**Given records**
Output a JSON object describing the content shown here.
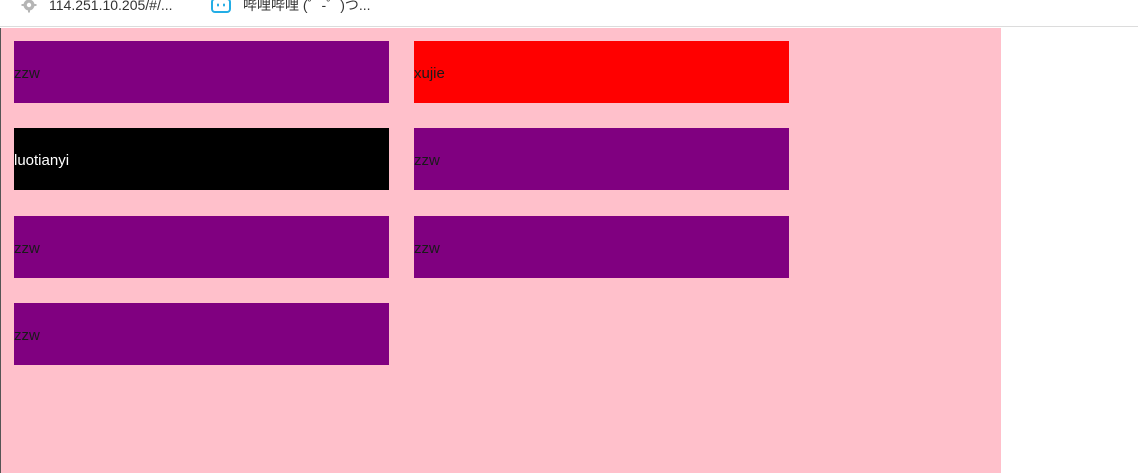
{
  "bookmarks": [
    {
      "label": "114.251.10.205/#/...",
      "icon": "gear-icon"
    },
    {
      "label": "哔哩哔哩 (゜-゜)つ...",
      "icon": "bilibili-tv-icon"
    }
  ],
  "colors": {
    "container_bg": "#ffc0cb",
    "purple": "#800080",
    "red": "#ff0000",
    "black": "#000000",
    "text_dark": "#1a1a1a",
    "text_light": "#ffffff"
  },
  "boxes": [
    {
      "label": "zzw",
      "bg": "#800080",
      "color": "#1a1a1a"
    },
    {
      "label": "xujie",
      "bg": "#ff0000",
      "color": "#1a1a1a"
    },
    {
      "label": "luotianyi",
      "bg": "#000000",
      "color": "#ffffff"
    },
    {
      "label": "zzw",
      "bg": "#800080",
      "color": "#1a1a1a"
    },
    {
      "label": "zzw",
      "bg": "#800080",
      "color": "#1a1a1a"
    },
    {
      "label": "zzw",
      "bg": "#800080",
      "color": "#1a1a1a"
    },
    {
      "label": "zzw",
      "bg": "#800080",
      "color": "#1a1a1a"
    }
  ]
}
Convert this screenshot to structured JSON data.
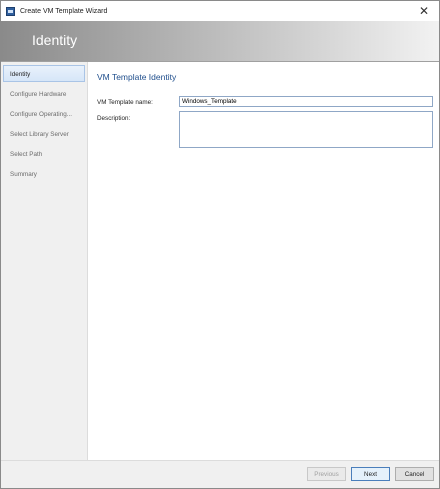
{
  "window": {
    "title": "Create VM Template Wizard",
    "close_glyph": "✕"
  },
  "banner": {
    "title": "Identity"
  },
  "sidebar": {
    "items": [
      {
        "label": "Identity",
        "active": true
      },
      {
        "label": "Configure Hardware",
        "active": false
      },
      {
        "label": "Configure Operating...",
        "active": false
      },
      {
        "label": "Select Library Server",
        "active": false
      },
      {
        "label": "Select Path",
        "active": false
      },
      {
        "label": "Summary",
        "active": false
      }
    ]
  },
  "main": {
    "section_title": "VM Template Identity",
    "name_label": "VM Template name:",
    "name_value": "Windows_Template",
    "description_label": "Description:",
    "description_value": ""
  },
  "footer": {
    "previous_label": "Previous",
    "next_label": "Next",
    "cancel_label": "Cancel"
  },
  "colors": {
    "accent": "#1f4e8c",
    "active_nav": "#d6e6f8"
  }
}
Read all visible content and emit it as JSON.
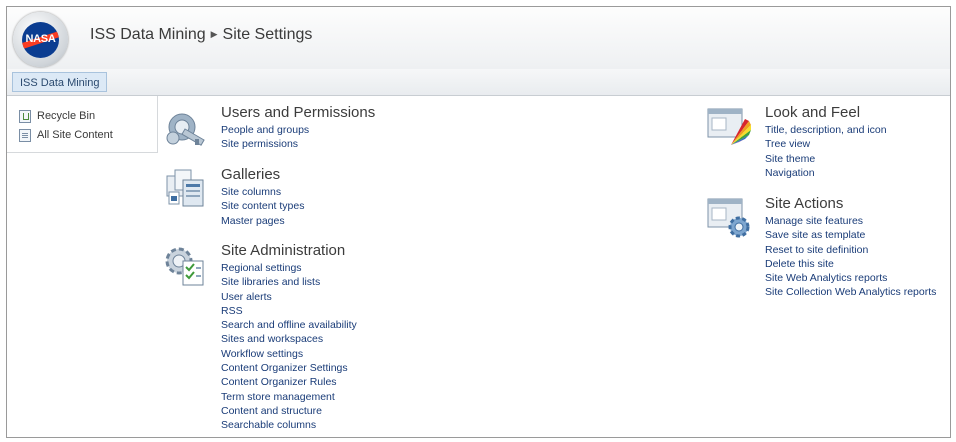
{
  "header": {
    "logo_text": "NASA",
    "breadcrumb": [
      {
        "label": "ISS Data Mining"
      },
      {
        "label": "Site Settings"
      }
    ],
    "separator": "▶"
  },
  "topnav": {
    "tab_label": "ISS Data Mining"
  },
  "quicklaunch": {
    "items": [
      {
        "label": "Recycle Bin",
        "icon": "recycle-bin-icon"
      },
      {
        "label": "All Site Content",
        "icon": "site-content-icon"
      }
    ]
  },
  "sections": {
    "users": {
      "title": "Users and Permissions",
      "icon": "users-permissions-icon",
      "links": [
        "People and groups",
        "Site permissions"
      ]
    },
    "galleries": {
      "title": "Galleries",
      "icon": "galleries-icon",
      "links": [
        "Site columns",
        "Site content types",
        "Master pages"
      ]
    },
    "admin": {
      "title": "Site Administration",
      "icon": "site-administration-icon",
      "links": [
        "Regional settings",
        "Site libraries and lists",
        "User alerts",
        "RSS",
        "Search and offline availability",
        "Sites and workspaces",
        "Workflow settings",
        "Content Organizer Settings",
        "Content Organizer Rules",
        "Term store management",
        "Content and structure",
        "Searchable columns"
      ]
    },
    "look": {
      "title": "Look and Feel",
      "icon": "look-and-feel-icon",
      "links": [
        "Title, description, and icon",
        "Tree view",
        "Site theme",
        "Navigation"
      ]
    },
    "actions": {
      "title": "Site Actions",
      "icon": "site-actions-icon",
      "links": [
        "Manage site features",
        "Save site as template",
        "Reset to site definition",
        "Delete this site",
        "Site Web Analytics reports",
        "Site Collection Web Analytics reports"
      ]
    }
  },
  "colors": {
    "link": "#1a3c78",
    "title": "#3c3c3c",
    "nasa_blue": "#0b3d91",
    "nasa_red": "#fc3d21"
  }
}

**Work to complete**
Return to the listing above and set it down exactly, leaving out its pictures.

**Output below**
Output a JSON object describing the content shown here.
{
  "bookmarks": [
    {
      "label": "114.251.10.205/#/...",
      "icon": "gear-icon"
    },
    {
      "label": "哔哩哔哩 (゜-゜)つ...",
      "icon": "bilibili-tv-icon"
    }
  ],
  "colors": {
    "container_bg": "#ffc0cb",
    "purple": "#800080",
    "red": "#ff0000",
    "black": "#000000",
    "text_dark": "#1a1a1a",
    "text_light": "#ffffff"
  },
  "boxes": [
    {
      "label": "zzw",
      "bg": "#800080",
      "color": "#1a1a1a"
    },
    {
      "label": "xujie",
      "bg": "#ff0000",
      "color": "#1a1a1a"
    },
    {
      "label": "luotianyi",
      "bg": "#000000",
      "color": "#ffffff"
    },
    {
      "label": "zzw",
      "bg": "#800080",
      "color": "#1a1a1a"
    },
    {
      "label": "zzw",
      "bg": "#800080",
      "color": "#1a1a1a"
    },
    {
      "label": "zzw",
      "bg": "#800080",
      "color": "#1a1a1a"
    },
    {
      "label": "zzw",
      "bg": "#800080",
      "color": "#1a1a1a"
    }
  ]
}
Convert this screenshot to structured JSON data.
{
  "window": {
    "title": "Create VM Template Wizard",
    "close_glyph": "✕"
  },
  "banner": {
    "title": "Identity"
  },
  "sidebar": {
    "items": [
      {
        "label": "Identity",
        "active": true
      },
      {
        "label": "Configure Hardware",
        "active": false
      },
      {
        "label": "Configure Operating...",
        "active": false
      },
      {
        "label": "Select Library Server",
        "active": false
      },
      {
        "label": "Select Path",
        "active": false
      },
      {
        "label": "Summary",
        "active": false
      }
    ]
  },
  "main": {
    "section_title": "VM Template Identity",
    "name_label": "VM Template name:",
    "name_value": "Windows_Template",
    "description_label": "Description:",
    "description_value": ""
  },
  "footer": {
    "previous_label": "Previous",
    "next_label": "Next",
    "cancel_label": "Cancel"
  },
  "colors": {
    "accent": "#1f4e8c",
    "active_nav": "#d6e6f8"
  }
}
Read all visible content and emit it as JSON.
{
  "header": {
    "logo_text": "NASA",
    "breadcrumb": [
      {
        "label": "ISS Data Mining"
      },
      {
        "label": "Site Settings"
      }
    ],
    "separator": "▶"
  },
  "topnav": {
    "tab_label": "ISS Data Mining"
  },
  "quicklaunch": {
    "items": [
      {
        "label": "Recycle Bin",
        "icon": "recycle-bin-icon"
      },
      {
        "label": "All Site Content",
        "icon": "site-content-icon"
      }
    ]
  },
  "sections": {
    "users": {
      "title": "Users and Permissions",
      "icon": "users-permissions-icon",
      "links": [
        "People and groups",
        "Site permissions"
      ]
    },
    "galleries": {
      "title": "Galleries",
      "icon": "galleries-icon",
      "links": [
        "Site columns",
        "Site content types",
        "Master pages"
      ]
    },
    "admin": {
      "title": "Site Administration",
      "icon": "site-administration-icon",
      "links": [
        "Regional settings",
        "Site libraries and lists",
        "User alerts",
        "RSS",
        "Search and offline availability",
        "Sites and workspaces",
        "Workflow settings",
        "Content Organizer Settings",
        "Content Organizer Rules",
        "Term store management",
        "Content and structure",
        "Searchable columns"
      ]
    },
    "look": {
      "title": "Look and Feel",
      "icon": "look-and-feel-icon",
      "links": [
        "Title, description, and icon",
        "Tree view",
        "Site theme",
        "Navigation"
      ]
    },
    "actions": {
      "title": "Site Actions",
      "icon": "site-actions-icon",
      "links": [
        "Manage site features",
        "Save site as template",
        "Reset to site definition",
        "Delete this site",
        "Site Web Analytics reports",
        "Site Collection Web Analytics reports"
      ]
    }
  },
  "colors": {
    "link": "#1a3c78",
    "title": "#3c3c3c",
    "nasa_blue": "#0b3d91",
    "nasa_red": "#fc3d21"
  }
}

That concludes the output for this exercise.